Find and copy each line of the records where the string "zhang" shows up.
═══ RECORDS FOR THE TASK
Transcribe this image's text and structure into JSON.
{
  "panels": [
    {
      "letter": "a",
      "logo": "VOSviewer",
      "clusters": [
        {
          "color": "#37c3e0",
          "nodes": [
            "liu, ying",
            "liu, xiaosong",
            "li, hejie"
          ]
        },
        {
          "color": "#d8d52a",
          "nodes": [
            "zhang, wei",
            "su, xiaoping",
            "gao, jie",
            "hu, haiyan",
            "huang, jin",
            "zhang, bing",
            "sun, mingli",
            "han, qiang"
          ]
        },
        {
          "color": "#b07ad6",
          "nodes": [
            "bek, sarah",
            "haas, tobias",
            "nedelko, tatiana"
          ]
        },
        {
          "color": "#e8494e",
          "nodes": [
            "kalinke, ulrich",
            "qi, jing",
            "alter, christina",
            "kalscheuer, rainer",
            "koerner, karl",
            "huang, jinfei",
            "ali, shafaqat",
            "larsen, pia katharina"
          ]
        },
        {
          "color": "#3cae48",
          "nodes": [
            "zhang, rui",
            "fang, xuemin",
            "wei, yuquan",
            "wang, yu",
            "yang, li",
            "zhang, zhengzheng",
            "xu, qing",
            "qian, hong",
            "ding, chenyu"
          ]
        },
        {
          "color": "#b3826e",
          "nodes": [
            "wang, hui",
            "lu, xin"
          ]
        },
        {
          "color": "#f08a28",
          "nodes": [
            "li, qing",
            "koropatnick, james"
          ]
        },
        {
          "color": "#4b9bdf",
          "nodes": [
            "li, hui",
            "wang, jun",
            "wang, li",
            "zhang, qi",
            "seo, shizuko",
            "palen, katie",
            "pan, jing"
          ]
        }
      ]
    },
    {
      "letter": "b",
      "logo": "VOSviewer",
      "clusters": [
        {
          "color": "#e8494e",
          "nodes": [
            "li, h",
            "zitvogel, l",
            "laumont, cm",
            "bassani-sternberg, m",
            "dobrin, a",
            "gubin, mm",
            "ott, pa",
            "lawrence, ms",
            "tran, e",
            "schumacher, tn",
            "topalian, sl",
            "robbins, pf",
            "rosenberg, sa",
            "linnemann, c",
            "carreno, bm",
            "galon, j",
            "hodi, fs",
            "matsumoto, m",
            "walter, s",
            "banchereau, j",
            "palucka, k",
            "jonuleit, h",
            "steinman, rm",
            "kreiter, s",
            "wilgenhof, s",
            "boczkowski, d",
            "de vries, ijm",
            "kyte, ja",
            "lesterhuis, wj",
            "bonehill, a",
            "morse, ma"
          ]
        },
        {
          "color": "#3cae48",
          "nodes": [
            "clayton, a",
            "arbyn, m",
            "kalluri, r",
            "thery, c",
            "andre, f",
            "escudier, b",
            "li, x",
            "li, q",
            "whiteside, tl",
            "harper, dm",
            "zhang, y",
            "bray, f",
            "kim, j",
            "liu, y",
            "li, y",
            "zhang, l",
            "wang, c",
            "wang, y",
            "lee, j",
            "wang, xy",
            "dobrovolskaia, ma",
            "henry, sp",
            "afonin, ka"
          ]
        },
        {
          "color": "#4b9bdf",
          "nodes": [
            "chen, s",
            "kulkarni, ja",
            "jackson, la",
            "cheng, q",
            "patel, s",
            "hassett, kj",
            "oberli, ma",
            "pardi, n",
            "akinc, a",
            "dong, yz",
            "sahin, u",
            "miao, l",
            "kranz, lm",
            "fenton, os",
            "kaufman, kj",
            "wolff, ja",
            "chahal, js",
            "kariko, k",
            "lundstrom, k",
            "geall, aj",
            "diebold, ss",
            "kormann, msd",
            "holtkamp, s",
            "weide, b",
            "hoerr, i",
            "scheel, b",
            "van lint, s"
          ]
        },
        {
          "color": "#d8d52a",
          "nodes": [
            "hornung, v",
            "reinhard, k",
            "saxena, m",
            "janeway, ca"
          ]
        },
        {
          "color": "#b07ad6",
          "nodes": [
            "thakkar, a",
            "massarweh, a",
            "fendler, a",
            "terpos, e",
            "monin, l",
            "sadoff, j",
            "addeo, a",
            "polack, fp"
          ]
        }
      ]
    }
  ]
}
══════
▶ [OUTPUT BELOW]
            "zhang, wei",
            "zhang, bing",
            "zhang, rui",
            "zhang, zhengzheng",
            "zhang, qi",
            "zhang, y",
            "zhang, l",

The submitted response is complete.